-- start of EXCERPT --

Grape Varieties

» Agiorgitiko (Red)
(St George) Red-wine grape native to Greece. Used to produce intense, fruity wine in dry and sweet versions. Also blended with Cabernet Sauvignon to create a wine capable of aging well.
» Aglianico (Red)
Underrated, lots of weighty, berry flavours. The grape is also used to make good bronze-coloured rosé-style wine. Italy
» Albariño (White)
(Alvarinho) Used to create a serious varietal wine with pleasant citrus fruit aroma. Fashionable and expensive in Spain. Portugal, Spain
» Aligoté (White)
Burgundy’s second-rank white grape. Used to make a superior white wine, with little or no aging ability and best drunk young, for blending or as a good dry wine in the better vintage. France, E Europe, N America
» Arinto (White)
Naturally high acidity, therefore always lemony-fresh and tangy. Used in the production of Portugal’s ‘vinho-verde’ wines. Portugal
» Arneis (White)
Aromatic, high-priced grape, lacking sufficient acidity to age well. Italy, Australia
» Baga (Red)
(Tinta Bairrada) Produces acidic, fruit-packed, tannic wines capable of aging well. Portugal
» Barbera (Red)
Usually produces an intense red wine with deep colour, low tannins and high acid. At its best in Piedmont, used in California to provide ‘backbone’ for so-called ‘jug’ wines. Italy, California, Australia, Argentina
» Bical (White)
Grown in the Beiras district of Portugal, a crisp, mildly aromatic varietal but most often is used in sparkling wine blends. Portugal
» Blaufränkisch (Red)

-- end of EXCERPT --
-- start of DATA ROWS --

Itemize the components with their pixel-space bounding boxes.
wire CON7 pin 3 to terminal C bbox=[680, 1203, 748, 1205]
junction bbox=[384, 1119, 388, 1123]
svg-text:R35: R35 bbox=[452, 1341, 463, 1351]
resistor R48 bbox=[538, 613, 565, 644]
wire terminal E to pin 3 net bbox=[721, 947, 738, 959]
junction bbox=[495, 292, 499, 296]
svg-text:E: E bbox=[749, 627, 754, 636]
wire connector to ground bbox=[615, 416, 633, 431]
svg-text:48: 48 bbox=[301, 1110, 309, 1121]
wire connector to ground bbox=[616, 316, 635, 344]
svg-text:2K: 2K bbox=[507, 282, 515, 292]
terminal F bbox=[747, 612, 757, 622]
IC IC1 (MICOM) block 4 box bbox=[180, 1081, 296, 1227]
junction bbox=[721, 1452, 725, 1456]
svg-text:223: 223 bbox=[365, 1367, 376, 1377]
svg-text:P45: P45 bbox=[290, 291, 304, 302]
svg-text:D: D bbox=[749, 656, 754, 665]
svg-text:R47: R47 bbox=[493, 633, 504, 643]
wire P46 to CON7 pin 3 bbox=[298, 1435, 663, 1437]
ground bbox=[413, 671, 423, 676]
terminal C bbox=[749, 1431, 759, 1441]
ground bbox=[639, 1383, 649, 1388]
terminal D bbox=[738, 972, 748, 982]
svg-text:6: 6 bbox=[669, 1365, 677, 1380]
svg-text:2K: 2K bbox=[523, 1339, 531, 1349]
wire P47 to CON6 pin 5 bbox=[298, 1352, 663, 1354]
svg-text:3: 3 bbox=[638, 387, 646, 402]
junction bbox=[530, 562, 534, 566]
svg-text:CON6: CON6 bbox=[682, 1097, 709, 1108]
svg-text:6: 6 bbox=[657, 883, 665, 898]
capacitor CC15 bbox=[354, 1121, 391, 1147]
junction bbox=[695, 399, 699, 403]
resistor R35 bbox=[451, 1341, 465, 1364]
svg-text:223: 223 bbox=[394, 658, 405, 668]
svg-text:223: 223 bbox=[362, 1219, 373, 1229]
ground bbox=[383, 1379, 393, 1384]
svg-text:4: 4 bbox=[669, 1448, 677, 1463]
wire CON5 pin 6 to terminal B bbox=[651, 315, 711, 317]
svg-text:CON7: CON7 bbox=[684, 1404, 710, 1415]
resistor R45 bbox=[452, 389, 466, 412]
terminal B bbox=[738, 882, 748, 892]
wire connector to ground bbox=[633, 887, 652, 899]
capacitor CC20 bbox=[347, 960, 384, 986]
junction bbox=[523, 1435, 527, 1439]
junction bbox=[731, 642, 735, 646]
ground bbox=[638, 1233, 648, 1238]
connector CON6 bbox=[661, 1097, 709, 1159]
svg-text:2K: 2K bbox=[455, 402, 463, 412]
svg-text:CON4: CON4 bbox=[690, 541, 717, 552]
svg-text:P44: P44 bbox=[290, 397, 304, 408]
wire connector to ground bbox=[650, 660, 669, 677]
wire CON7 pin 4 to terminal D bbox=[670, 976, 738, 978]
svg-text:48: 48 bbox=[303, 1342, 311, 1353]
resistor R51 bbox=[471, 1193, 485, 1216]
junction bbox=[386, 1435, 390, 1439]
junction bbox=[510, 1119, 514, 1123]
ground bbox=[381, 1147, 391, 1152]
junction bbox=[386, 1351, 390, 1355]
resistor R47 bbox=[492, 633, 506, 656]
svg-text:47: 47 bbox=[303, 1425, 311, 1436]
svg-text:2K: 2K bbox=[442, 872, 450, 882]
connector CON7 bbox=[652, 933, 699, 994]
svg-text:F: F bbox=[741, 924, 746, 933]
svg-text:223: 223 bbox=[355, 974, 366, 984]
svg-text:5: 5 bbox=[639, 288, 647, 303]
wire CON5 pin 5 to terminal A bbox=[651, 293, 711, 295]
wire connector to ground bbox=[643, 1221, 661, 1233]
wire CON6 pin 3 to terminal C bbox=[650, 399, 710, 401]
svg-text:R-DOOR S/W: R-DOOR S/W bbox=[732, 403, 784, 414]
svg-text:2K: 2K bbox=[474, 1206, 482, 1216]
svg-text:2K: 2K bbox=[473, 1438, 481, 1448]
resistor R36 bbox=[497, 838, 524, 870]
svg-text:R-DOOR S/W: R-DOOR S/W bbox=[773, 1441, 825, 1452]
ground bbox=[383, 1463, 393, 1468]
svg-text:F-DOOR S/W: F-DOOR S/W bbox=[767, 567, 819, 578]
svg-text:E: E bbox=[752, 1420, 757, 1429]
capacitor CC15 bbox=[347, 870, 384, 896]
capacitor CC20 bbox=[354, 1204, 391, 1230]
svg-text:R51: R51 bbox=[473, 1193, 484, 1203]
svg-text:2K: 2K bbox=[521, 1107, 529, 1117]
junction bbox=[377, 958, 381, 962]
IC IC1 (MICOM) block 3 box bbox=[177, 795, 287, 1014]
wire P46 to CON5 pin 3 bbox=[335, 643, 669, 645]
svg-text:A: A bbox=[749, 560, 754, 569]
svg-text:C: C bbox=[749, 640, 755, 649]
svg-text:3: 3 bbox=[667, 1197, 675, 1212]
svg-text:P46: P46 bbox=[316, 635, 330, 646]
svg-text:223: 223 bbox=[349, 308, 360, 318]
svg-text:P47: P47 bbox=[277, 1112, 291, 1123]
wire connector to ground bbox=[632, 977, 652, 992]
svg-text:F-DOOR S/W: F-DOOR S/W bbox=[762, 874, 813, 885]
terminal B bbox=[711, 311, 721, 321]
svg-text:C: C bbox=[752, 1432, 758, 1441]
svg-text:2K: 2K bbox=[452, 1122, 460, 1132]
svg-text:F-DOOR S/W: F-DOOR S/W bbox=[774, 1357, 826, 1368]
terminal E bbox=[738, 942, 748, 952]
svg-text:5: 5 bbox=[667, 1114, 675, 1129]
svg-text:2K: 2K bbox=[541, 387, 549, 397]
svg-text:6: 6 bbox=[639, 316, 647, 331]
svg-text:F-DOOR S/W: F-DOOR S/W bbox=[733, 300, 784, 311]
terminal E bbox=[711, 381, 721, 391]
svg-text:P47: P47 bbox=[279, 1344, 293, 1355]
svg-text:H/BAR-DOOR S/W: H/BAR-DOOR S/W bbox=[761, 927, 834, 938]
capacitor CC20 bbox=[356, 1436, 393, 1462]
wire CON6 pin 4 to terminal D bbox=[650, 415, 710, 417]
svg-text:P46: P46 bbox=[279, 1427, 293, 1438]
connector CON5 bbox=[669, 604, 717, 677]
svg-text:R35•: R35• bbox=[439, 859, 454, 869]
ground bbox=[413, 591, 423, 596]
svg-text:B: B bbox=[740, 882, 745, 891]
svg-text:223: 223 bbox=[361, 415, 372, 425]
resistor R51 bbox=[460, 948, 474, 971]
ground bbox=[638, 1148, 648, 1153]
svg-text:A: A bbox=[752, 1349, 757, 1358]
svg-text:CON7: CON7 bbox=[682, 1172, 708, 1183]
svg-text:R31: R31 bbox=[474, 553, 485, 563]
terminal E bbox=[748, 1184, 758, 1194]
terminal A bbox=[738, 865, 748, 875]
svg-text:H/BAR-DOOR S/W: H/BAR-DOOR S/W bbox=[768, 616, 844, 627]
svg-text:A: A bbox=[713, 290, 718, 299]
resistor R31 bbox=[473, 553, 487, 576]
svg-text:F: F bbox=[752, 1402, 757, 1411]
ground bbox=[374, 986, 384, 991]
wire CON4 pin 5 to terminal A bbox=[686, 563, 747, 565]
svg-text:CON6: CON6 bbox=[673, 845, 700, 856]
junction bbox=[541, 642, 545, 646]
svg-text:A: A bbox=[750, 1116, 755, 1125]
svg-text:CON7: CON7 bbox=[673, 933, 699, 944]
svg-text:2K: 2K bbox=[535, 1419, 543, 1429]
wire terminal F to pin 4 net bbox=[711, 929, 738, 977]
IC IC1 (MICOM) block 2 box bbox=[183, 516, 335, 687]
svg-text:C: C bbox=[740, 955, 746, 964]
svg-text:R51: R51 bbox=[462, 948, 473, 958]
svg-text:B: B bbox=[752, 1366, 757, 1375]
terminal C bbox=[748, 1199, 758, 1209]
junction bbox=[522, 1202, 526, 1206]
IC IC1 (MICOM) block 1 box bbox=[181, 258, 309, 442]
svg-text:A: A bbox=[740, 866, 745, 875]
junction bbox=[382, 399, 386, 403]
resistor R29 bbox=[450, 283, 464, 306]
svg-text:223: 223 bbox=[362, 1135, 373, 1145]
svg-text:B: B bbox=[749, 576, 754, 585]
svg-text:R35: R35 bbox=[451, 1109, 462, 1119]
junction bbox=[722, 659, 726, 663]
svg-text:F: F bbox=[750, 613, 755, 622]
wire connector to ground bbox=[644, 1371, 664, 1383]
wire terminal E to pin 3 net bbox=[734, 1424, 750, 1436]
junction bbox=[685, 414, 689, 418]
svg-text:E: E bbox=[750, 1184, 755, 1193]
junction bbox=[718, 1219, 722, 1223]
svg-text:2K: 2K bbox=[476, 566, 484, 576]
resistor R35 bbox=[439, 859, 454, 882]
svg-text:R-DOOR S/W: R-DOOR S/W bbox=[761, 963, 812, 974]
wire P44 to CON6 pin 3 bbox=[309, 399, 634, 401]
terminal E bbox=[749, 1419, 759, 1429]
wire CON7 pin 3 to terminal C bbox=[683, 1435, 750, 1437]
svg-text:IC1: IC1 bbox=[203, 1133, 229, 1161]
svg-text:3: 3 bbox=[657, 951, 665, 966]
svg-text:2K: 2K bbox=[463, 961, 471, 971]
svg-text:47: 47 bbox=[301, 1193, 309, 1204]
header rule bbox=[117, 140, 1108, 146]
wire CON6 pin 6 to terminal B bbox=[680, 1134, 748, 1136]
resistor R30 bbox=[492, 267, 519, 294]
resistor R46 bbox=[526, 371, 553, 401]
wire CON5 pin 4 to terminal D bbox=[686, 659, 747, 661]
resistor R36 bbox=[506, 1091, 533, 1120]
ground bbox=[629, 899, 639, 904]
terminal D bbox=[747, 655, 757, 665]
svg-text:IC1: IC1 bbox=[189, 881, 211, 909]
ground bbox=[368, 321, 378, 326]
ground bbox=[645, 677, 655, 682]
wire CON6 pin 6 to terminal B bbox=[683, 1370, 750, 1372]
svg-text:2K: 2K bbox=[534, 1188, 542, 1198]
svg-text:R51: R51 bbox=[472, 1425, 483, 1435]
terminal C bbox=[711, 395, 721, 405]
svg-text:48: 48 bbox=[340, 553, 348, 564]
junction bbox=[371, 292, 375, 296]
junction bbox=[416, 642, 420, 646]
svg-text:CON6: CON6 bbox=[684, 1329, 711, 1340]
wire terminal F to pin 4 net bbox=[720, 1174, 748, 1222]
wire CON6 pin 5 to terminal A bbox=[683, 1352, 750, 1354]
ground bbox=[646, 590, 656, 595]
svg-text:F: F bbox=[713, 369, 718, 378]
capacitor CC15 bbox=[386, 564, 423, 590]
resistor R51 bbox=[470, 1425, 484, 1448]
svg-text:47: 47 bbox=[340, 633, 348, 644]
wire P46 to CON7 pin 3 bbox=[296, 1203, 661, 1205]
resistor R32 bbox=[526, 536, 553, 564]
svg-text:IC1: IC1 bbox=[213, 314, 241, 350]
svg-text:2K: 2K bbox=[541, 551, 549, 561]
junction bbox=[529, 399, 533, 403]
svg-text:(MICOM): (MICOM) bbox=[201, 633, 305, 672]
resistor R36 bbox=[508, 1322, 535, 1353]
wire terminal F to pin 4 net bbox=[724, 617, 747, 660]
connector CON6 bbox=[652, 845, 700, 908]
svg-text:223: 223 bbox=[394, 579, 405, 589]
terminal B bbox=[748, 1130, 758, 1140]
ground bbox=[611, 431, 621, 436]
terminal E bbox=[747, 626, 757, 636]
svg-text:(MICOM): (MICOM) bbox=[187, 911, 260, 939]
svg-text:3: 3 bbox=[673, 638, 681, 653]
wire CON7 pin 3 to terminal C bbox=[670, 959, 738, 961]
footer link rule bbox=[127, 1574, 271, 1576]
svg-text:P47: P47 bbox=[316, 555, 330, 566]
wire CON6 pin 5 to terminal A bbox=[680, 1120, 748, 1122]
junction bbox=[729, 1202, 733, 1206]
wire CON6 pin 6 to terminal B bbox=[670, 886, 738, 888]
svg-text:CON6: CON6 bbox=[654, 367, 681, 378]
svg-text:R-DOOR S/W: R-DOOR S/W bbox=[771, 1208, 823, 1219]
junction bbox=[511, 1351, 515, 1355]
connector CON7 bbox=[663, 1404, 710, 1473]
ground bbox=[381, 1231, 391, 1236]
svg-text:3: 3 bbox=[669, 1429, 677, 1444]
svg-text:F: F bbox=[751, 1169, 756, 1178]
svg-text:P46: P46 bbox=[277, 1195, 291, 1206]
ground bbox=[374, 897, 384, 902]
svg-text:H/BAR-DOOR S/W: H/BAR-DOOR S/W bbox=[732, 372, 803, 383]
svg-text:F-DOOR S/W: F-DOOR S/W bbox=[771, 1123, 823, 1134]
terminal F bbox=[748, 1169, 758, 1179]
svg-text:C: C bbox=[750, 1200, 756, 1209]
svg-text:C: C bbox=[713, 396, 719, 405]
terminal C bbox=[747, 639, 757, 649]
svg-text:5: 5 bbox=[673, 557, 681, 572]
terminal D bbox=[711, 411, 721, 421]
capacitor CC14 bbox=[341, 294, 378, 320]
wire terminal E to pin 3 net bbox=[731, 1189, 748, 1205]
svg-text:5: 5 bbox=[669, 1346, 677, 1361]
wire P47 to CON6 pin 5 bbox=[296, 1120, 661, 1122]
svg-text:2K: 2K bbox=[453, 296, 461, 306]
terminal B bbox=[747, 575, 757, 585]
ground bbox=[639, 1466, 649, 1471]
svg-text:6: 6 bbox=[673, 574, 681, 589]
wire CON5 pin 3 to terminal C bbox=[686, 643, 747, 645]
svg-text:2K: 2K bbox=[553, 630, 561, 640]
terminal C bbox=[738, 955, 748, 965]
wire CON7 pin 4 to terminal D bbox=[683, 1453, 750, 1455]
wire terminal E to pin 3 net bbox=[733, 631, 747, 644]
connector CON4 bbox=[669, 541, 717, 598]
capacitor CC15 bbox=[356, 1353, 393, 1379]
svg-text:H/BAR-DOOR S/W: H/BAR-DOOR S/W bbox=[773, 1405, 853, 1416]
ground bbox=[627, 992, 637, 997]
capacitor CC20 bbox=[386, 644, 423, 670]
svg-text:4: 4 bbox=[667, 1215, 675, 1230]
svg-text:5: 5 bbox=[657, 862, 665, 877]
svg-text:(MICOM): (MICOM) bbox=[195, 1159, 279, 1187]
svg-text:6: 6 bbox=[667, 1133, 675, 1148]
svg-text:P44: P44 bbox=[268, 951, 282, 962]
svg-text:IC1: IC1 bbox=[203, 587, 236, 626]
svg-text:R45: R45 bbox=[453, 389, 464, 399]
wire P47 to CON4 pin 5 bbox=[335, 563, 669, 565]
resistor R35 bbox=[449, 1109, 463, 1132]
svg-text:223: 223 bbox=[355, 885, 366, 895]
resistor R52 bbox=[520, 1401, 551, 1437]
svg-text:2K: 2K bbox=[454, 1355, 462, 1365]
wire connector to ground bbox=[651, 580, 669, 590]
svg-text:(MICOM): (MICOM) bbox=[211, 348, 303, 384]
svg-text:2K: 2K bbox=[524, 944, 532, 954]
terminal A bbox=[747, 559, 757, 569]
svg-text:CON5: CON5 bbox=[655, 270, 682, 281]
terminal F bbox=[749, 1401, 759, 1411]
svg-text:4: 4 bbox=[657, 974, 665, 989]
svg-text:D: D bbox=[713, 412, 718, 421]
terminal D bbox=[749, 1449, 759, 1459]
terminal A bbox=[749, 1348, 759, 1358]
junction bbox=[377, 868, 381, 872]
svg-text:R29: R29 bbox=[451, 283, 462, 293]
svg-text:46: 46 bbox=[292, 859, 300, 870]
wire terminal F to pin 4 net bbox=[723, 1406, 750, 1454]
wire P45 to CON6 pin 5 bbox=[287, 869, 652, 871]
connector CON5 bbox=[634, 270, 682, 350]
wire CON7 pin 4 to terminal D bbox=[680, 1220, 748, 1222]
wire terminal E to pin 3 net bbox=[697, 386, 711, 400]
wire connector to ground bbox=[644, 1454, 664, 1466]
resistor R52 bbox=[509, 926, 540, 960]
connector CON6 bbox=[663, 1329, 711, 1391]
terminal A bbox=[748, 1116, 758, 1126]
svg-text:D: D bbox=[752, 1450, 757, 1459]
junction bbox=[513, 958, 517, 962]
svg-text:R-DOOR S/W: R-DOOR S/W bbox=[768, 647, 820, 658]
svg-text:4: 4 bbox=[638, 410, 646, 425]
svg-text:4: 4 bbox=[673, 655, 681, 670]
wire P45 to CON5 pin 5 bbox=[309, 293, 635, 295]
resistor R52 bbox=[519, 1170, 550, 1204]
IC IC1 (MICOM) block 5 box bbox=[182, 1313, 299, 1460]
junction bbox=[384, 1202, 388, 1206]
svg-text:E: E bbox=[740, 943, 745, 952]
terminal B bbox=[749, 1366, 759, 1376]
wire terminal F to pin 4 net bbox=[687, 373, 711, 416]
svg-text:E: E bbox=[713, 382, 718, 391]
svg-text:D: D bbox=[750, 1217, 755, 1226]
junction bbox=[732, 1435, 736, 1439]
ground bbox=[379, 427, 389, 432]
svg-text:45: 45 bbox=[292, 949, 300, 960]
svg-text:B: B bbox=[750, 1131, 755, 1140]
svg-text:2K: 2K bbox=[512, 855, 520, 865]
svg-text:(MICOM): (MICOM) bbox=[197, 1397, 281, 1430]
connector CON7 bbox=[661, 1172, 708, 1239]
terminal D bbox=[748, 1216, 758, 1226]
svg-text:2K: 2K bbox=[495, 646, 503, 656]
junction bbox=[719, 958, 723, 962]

-- end of DATA ROWS --

» **WHAT IS ASKED**:
1. According to the grape variety list, which Portuguese wines is Arinto used to make?
2. Name every grape that the grape variety list labels as white.
3. In the grape variety list, return the passage from "(St George) Red-wine" up to and including "wine capable of aging well.".
The data has no connection to the grape variety list.

» **SOLVED PROBLEMS**:
1. Arinto is used to make Portugal's 'vinho-verde' wines.

2. Albariño, Aligoté, Arinto, Arneis, Bical

3.
(St George) Red-wine grape native to Greece. Used to produce intense, fruity wine in dry and sweet versions. Also blended with Cabernet Sauvignon to create a wine capable of aging well.